#### Directions for this task
Going through the material below, please gather all lines with the word "puis" in them.

#### Material supplied
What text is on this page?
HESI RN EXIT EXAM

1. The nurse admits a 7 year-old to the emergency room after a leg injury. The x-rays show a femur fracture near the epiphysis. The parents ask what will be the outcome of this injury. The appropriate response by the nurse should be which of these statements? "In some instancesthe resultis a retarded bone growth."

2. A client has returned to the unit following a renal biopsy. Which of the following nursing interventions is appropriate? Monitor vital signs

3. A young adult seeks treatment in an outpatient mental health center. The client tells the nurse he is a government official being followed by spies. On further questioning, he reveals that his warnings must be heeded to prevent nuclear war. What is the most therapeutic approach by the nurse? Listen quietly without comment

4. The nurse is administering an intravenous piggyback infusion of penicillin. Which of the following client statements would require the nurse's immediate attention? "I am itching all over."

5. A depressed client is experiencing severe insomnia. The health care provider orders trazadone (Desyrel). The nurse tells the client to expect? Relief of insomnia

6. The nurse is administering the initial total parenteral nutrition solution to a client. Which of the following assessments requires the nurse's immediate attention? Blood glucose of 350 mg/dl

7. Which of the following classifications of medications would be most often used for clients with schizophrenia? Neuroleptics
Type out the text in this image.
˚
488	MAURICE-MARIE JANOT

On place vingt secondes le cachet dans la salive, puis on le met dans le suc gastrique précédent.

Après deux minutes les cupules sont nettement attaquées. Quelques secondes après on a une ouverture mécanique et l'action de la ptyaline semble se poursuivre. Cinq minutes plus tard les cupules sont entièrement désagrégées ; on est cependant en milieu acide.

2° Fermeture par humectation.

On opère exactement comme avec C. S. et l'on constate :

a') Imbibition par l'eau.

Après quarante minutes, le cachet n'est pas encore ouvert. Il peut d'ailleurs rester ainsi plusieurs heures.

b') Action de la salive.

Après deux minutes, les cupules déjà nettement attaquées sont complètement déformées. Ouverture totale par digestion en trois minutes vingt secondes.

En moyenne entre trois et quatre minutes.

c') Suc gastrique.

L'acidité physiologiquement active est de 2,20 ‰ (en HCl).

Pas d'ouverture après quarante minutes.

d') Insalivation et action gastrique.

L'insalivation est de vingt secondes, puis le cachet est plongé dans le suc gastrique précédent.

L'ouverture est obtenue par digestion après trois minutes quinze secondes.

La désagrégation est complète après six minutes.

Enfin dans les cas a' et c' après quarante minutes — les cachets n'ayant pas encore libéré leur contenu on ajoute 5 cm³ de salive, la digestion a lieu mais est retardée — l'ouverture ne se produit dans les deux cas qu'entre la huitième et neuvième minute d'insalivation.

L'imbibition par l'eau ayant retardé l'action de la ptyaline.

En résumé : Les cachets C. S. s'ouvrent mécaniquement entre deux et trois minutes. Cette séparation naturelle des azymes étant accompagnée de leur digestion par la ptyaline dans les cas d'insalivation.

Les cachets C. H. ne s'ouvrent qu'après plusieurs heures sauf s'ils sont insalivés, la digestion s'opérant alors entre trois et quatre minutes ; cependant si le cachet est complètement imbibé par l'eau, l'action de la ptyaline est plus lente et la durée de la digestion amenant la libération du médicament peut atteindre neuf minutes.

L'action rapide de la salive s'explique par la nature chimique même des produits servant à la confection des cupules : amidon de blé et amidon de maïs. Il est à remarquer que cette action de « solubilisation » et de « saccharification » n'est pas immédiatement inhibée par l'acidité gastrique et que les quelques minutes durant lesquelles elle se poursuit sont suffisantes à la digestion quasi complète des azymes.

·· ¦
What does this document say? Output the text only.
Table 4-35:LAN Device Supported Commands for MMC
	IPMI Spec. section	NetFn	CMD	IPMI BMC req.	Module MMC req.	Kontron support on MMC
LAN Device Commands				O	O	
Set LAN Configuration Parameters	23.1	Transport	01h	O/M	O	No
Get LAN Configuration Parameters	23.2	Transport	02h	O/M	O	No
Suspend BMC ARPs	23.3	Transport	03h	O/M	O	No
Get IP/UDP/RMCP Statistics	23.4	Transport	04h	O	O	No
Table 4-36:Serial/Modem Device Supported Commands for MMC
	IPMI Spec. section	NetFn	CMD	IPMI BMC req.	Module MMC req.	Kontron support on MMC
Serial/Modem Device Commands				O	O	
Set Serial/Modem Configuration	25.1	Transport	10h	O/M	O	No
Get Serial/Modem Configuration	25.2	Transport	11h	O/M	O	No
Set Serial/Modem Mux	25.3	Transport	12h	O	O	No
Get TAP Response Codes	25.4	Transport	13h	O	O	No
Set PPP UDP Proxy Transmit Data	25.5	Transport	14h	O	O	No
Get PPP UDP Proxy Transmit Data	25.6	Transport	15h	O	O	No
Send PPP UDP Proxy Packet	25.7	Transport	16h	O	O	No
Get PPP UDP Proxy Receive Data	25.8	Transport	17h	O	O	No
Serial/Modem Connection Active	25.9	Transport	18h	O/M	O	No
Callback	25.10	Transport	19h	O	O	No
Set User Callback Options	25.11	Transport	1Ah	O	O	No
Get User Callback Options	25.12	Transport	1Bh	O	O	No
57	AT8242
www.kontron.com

#### Answer for this exercise
On place vingt secondes le cachet dans la salive, puis on le met dans le suc gastrique précédent.
L'insalivation est de vingt secondes, puis le cachet est plongé dans le suc gastrique précédent.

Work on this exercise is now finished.